#### Problem description
Render the lines of all the records below as a numbered list, skipping blank lines and leaving the pictures out.

◇ ◇ ◇

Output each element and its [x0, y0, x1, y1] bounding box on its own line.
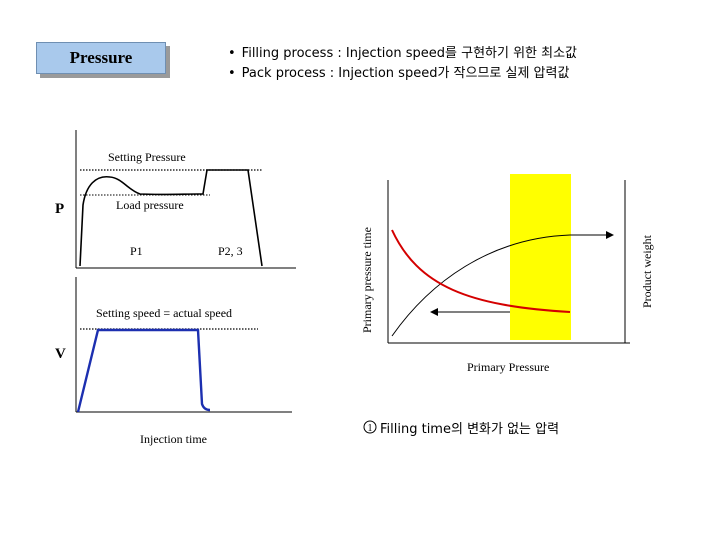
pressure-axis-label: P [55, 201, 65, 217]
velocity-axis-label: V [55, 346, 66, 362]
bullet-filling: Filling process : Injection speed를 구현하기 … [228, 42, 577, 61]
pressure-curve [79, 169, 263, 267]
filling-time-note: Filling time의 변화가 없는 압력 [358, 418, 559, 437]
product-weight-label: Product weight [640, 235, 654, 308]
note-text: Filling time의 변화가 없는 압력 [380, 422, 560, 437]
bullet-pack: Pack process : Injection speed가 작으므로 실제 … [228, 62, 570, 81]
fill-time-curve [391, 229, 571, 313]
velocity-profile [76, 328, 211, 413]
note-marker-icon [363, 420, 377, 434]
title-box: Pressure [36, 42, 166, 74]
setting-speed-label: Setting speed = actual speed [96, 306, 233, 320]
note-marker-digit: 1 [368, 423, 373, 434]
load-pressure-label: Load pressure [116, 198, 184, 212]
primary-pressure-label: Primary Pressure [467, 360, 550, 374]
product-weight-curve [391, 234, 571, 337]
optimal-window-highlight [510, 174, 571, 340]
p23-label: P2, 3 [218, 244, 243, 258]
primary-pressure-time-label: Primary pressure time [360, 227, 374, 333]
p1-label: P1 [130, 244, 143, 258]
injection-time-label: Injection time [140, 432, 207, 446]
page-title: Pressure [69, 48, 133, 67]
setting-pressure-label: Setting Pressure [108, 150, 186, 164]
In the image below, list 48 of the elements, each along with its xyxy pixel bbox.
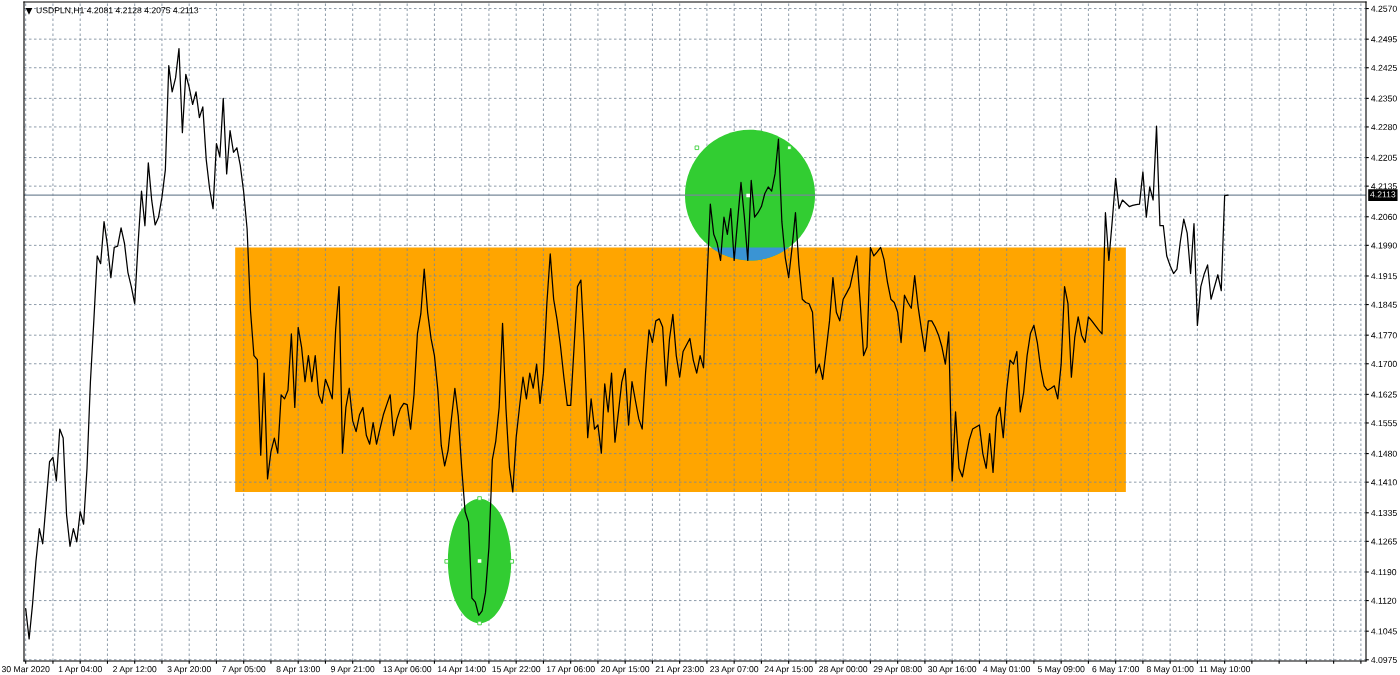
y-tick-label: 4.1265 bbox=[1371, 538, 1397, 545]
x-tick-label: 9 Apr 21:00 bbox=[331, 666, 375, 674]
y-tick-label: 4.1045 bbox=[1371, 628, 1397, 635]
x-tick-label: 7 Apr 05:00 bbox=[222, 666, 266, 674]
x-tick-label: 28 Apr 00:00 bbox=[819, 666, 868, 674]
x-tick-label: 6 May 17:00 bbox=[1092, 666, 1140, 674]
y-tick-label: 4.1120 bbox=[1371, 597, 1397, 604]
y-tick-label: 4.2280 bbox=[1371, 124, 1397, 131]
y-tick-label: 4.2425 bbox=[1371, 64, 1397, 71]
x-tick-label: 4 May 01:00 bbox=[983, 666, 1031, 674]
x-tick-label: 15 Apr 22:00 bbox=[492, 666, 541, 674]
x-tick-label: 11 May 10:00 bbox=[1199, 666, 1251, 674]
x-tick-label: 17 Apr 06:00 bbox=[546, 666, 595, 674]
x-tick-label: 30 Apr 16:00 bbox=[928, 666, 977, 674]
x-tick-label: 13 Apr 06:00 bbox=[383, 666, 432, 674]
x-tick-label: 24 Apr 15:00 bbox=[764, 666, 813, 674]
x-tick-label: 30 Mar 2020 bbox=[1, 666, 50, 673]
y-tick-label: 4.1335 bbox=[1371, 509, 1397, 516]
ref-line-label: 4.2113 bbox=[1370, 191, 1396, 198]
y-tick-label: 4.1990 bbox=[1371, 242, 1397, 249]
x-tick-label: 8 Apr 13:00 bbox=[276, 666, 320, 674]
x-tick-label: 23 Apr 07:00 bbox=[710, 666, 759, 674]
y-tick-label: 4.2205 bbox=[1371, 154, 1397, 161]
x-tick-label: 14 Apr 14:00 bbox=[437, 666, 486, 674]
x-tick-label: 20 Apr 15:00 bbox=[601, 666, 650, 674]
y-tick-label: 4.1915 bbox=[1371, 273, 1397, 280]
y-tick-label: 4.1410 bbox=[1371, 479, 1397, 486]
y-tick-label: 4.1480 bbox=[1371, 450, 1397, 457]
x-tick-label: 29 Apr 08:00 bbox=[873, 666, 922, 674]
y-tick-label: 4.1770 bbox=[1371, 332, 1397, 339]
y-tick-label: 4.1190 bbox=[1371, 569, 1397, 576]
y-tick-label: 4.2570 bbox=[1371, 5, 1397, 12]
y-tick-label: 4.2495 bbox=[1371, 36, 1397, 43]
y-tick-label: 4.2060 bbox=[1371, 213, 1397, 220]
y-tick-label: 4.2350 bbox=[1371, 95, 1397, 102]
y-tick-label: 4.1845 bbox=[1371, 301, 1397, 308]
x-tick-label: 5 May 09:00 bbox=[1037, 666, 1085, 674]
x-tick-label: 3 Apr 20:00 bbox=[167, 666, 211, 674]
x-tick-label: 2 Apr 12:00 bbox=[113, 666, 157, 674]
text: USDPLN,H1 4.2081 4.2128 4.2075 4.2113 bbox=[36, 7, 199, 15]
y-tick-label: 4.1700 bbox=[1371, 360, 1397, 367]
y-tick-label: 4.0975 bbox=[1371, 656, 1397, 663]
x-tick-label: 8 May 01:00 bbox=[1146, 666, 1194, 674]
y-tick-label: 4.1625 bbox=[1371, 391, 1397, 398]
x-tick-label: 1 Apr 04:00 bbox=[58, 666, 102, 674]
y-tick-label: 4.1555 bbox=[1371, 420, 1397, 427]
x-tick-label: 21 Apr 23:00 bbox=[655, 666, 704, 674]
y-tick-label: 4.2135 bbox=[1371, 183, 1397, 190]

◇ ◇ ◇

#### In response
1. Output each element and its [x0, y0, x1, y1] bounding box on its own line.
2. pressure-axis-label: P [55, 201, 65, 217]
3. velocity-axis-label: V [55, 346, 66, 362]
4. bullet-filling: Filling process : Injection speed를 구현하기 … [228, 42, 577, 61]
5. pressure-curve [79, 169, 263, 267]
6. filling-time-note: Filling time의 변화가 없는 압력 [358, 418, 559, 437]
7. product-weight-label: Product weight [640, 235, 654, 308]
8. note-text: Filling time의 변화가 없는 압력 [380, 422, 560, 437]
9. bullet-pack: Pack process : Injection speed가 작으므로 실제 … [228, 62, 570, 81]
10. fill-time-curve [391, 229, 571, 313]
11. velocity-profile [76, 328, 211, 413]
12. note-marker-icon [363, 420, 377, 434]
13. title-box: Pressure [36, 42, 166, 74]
14. setting-speed-label: Setting speed = actual speed [96, 306, 233, 320]
15. note-marker-digit: 1 [368, 423, 373, 434]
16. load-pressure-label: Load pressure [116, 198, 184, 212]
17. primary-pressure-label: Primary Pressure [467, 360, 550, 374]
18. product-weight-curve [391, 234, 571, 337]
19. optimal-window-highlight [510, 174, 571, 340]
20. p23-label: P2, 3 [218, 244, 243, 258]
21. primary-pressure-time-label: Primary pressure time [360, 227, 374, 333]
22. p1-label: P1 [130, 244, 143, 258]
23. injection-time-label: Injection time [140, 432, 207, 446]
24. page-title: Pressure [69, 48, 133, 67]
25. setting-pressure-label: Setting Pressure [108, 150, 186, 164]
26. In the image below, list 48 of the elements, each along with its xyxy pixel bbox.
27. y-tick-label: 4.1265 bbox=[1371, 538, 1397, 545]
28. x-tick-label: 9 Apr 21:00 bbox=[331, 666, 375, 674]
29. y-tick-label: 4.1045 bbox=[1371, 628, 1397, 635]
30. x-tick-label: 7 Apr 05:00 bbox=[222, 666, 266, 674]
31. x-tick-label: 28 Apr 00:00 bbox=[819, 666, 868, 674]
32. x-tick-label: 6 May 17:00 bbox=[1092, 666, 1140, 674]
33. y-tick-label: 4.1120 bbox=[1371, 597, 1397, 604]
34. y-tick-label: 4.2280 bbox=[1371, 124, 1397, 131]
35. y-tick-label: 4.2425 bbox=[1371, 64, 1397, 71]
36. x-tick-label: 4 May 01:00 bbox=[983, 666, 1031, 674]
37. x-tick-label: 15 Apr 22:00 bbox=[492, 666, 541, 674]
38. x-tick-label: 11 May 10:00 bbox=[1199, 666, 1251, 674]
39. x-tick-label: 17 Apr 06:00 bbox=[546, 666, 595, 674]
40. x-tick-label: 30 Apr 16:00 bbox=[928, 666, 977, 674]
41. x-tick-label: 13 Apr 06:00 bbox=[383, 666, 432, 674]
42. x-tick-label: 24 Apr 15:00 bbox=[764, 666, 813, 674]
43. x-tick-label: 30 Mar 2020 bbox=[1, 666, 50, 673]
44. y-tick-label: 4.1335 bbox=[1371, 509, 1397, 516]
45. ref-line-label: 4.2113 bbox=[1370, 191, 1396, 198]
46. y-tick-label: 4.1990 bbox=[1371, 242, 1397, 249]
47. x-tick-label: 8 Apr 13:00 bbox=[276, 666, 320, 674]
48. x-tick-label: 23 Apr 07:00 bbox=[710, 666, 759, 674]
49. y-tick-label: 4.2205 bbox=[1371, 154, 1397, 161]
50. x-tick-label: 14 Apr 14:00 bbox=[437, 666, 486, 674]
51. x-tick-label: 20 Apr 15:00 bbox=[601, 666, 650, 674]
52. y-tick-label: 4.1915 bbox=[1371, 273, 1397, 280]
53. y-tick-label: 4.1410 bbox=[1371, 479, 1397, 486]
54. y-tick-label: 4.1480 bbox=[1371, 450, 1397, 457]
55. x-tick-label: 29 Apr 08:00 bbox=[873, 666, 922, 674]
56. y-tick-label: 4.1770 bbox=[1371, 332, 1397, 339]
57. y-tick-label: 4.1190 bbox=[1371, 569, 1397, 576]
58. y-tick-label: 4.2570 bbox=[1371, 5, 1397, 12]
59. y-tick-label: 4.2495 bbox=[1371, 36, 1397, 43]
60. y-tick-label: 4.2060 bbox=[1371, 213, 1397, 220]
61. y-tick-label: 4.2350 bbox=[1371, 95, 1397, 102]
62. y-tick-label: 4.1845 bbox=[1371, 301, 1397, 308]
63. x-tick-label: 5 May 09:00 bbox=[1037, 666, 1085, 674]
64. x-tick-label: 3 Apr 20:00 bbox=[167, 666, 211, 674]
65. x-tick-label: 2 Apr 12:00 bbox=[113, 666, 157, 674]
66. text: USDPLN,H1 4.2081 4.2128 4.2075 4.2113 bbox=[36, 7, 199, 15]
67. y-tick-label: 4.1700 bbox=[1371, 360, 1397, 367]
68. y-tick-label: 4.0975 bbox=[1371, 656, 1397, 663]
69. x-tick-label: 8 May 01:00 bbox=[1146, 666, 1194, 674]
70. y-tick-label: 4.1625 bbox=[1371, 391, 1397, 398]
71. x-tick-label: 1 Apr 04:00 bbox=[58, 666, 102, 674]
72. y-tick-label: 4.1555 bbox=[1371, 420, 1397, 427]
73. x-tick-label: 21 Apr 23:00 bbox=[655, 666, 704, 674]
74. y-tick-label: 4.2135 bbox=[1371, 183, 1397, 190]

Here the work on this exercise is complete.